━━ EXTRACTED RECORDS

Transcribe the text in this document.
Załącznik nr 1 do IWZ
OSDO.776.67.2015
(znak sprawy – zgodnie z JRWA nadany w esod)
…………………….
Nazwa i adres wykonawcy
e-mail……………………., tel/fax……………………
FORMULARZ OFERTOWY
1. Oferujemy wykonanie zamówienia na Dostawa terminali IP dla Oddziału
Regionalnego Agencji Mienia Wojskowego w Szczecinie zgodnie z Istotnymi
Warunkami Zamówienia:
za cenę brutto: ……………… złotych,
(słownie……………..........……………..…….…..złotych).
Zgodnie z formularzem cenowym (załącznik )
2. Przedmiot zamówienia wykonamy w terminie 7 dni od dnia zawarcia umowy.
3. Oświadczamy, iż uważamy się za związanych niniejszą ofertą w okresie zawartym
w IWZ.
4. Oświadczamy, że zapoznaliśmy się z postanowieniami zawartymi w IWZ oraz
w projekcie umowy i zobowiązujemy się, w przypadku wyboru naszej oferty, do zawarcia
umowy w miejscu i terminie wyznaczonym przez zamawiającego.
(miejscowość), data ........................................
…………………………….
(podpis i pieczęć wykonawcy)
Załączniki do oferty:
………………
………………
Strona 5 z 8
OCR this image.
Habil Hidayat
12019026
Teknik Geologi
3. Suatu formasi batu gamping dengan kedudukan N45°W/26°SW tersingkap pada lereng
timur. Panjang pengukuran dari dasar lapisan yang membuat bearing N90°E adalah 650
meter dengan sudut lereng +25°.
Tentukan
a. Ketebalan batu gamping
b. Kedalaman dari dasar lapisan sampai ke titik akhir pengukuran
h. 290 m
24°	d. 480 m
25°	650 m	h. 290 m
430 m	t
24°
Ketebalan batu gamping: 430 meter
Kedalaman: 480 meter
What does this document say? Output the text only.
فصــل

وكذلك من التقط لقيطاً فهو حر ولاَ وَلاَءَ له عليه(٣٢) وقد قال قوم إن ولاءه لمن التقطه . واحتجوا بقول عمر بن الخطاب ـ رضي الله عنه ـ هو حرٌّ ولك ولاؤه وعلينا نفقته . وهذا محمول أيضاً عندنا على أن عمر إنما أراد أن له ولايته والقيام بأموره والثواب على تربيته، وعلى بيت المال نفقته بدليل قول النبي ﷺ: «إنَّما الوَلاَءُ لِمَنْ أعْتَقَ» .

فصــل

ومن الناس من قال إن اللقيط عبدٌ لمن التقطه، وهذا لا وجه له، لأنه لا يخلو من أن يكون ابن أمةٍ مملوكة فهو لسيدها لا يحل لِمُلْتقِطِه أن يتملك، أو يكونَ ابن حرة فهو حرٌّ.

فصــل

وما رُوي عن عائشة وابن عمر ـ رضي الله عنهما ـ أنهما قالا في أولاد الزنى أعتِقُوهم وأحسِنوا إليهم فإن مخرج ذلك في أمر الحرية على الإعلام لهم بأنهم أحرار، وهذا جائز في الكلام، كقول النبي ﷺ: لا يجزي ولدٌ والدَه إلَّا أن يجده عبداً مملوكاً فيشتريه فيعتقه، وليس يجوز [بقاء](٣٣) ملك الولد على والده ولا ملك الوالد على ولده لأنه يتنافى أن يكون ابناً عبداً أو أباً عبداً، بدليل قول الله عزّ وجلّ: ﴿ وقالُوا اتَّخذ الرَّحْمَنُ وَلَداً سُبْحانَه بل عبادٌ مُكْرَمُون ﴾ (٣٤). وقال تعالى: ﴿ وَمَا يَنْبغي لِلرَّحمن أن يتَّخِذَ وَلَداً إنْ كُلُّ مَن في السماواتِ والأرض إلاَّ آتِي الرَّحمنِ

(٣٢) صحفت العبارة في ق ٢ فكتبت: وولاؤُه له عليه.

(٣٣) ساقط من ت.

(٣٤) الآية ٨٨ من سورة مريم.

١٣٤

━━━━

Above are the records; retype them all without a single difference.

RESPONSE:
Transcribe the text in this document.
Załącznik nr 1 do IWZ
OSDO.776.67.2015
(znak sprawy – zgodnie z JRWA nadany w esod)
…………………….
Nazwa i adres wykonawcy
e-mail……………………., tel/fax……………………
FORMULARZ OFERTOWY
1. Oferujemy wykonanie zamówienia na Dostawa terminali IP dla Oddziału
Regionalnego Agencji Mienia Wojskowego w Szczecinie zgodnie z Istotnymi
Warunkami Zamówienia:
za cenę brutto: ……………… złotych,
(słownie……………..........……………..…….…..złotych).
Zgodnie z formularzem cenowym (załącznik )
2. Przedmiot zamówienia wykonamy w terminie 7 dni od dnia zawarcia umowy.
3. Oświadczamy, iż uważamy się za związanych niniejszą ofertą w okresie zawartym
w IWZ.
4. Oświadczamy, że zapoznaliśmy się z postanowieniami zawartymi w IWZ oraz
w projekcie umowy i zobowiązujemy się, w przypadku wyboru naszej oferty, do zawarcia
umowy w miejscu i terminie wyznaczonym przez zamawiającego.
(miejscowość), data ........................................
…………………………….
(podpis i pieczęć wykonawcy)
Załączniki do oferty:
………………
………………
Strona 5 z 8
OCR this image.
Habil Hidayat
12019026
Teknik Geologi
3. Suatu formasi batu gamping dengan kedudukan N45°W/26°SW tersingkap pada lereng
timur. Panjang pengukuran dari dasar lapisan yang membuat bearing N90°E adalah 650
meter dengan sudut lereng +25°.
Tentukan
a. Ketebalan batu gamping
b. Kedalaman dari dasar lapisan sampai ke titik akhir pengukuran
h. 290 m
24°	d. 480 m
25°	650 m	h. 290 m
430 m	t
24°
Ketebalan batu gamping: 430 meter
Kedalaman: 480 meter
What does this document say? Output the text only.
فصــل

وكذلك من التقط لقيطاً فهو حر ولاَ وَلاَءَ له عليه(٣٢) وقد قال قوم إن ولاءه لمن التقطه . واحتجوا بقول عمر بن الخطاب ـ رضي الله عنه ـ هو حرٌّ ولك ولاؤه وعلينا نفقته . وهذا محمول أيضاً عندنا على أن عمر إنما أراد أن له ولايته والقيام بأموره والثواب على تربيته، وعلى بيت المال نفقته بدليل قول النبي ﷺ: «إنَّما الوَلاَءُ لِمَنْ أعْتَقَ» .

فصــل

ومن الناس من قال إن اللقيط عبدٌ لمن التقطه، وهذا لا وجه له، لأنه لا يخلو من أن يكون ابن أمةٍ مملوكة فهو لسيدها لا يحل لِمُلْتقِطِه أن يتملك، أو يكونَ ابن حرة فهو حرٌّ.

فصــل

وما رُوي عن عائشة وابن عمر ـ رضي الله عنهما ـ أنهما قالا في أولاد الزنى أعتِقُوهم وأحسِنوا إليهم فإن مخرج ذلك في أمر الحرية على الإعلام لهم بأنهم أحرار، وهذا جائز في الكلام، كقول النبي ﷺ: لا يجزي ولدٌ والدَه إلَّا أن يجده عبداً مملوكاً فيشتريه فيعتقه، وليس يجوز [بقاء](٣٣) ملك الولد على والده ولا ملك الوالد على ولده لأنه يتنافى أن يكون ابناً عبداً أو أباً عبداً، بدليل قول الله عزّ وجلّ: ﴿ وقالُوا اتَّخذ الرَّحْمَنُ وَلَداً سُبْحانَه بل عبادٌ مُكْرَمُون ﴾ (٣٤). وقال تعالى: ﴿ وَمَا يَنْبغي لِلرَّحمن أن يتَّخِذَ وَلَداً إنْ كُلُّ مَن في السماواتِ والأرض إلاَّ آتِي الرَّحمنِ

(٣٢) صحفت العبارة في ق ٢ فكتبت: وولاؤُه له عليه.

(٣٣) ساقط من ت.

(٣٤) الآية ٨٨ من سورة مريم.

١٣٤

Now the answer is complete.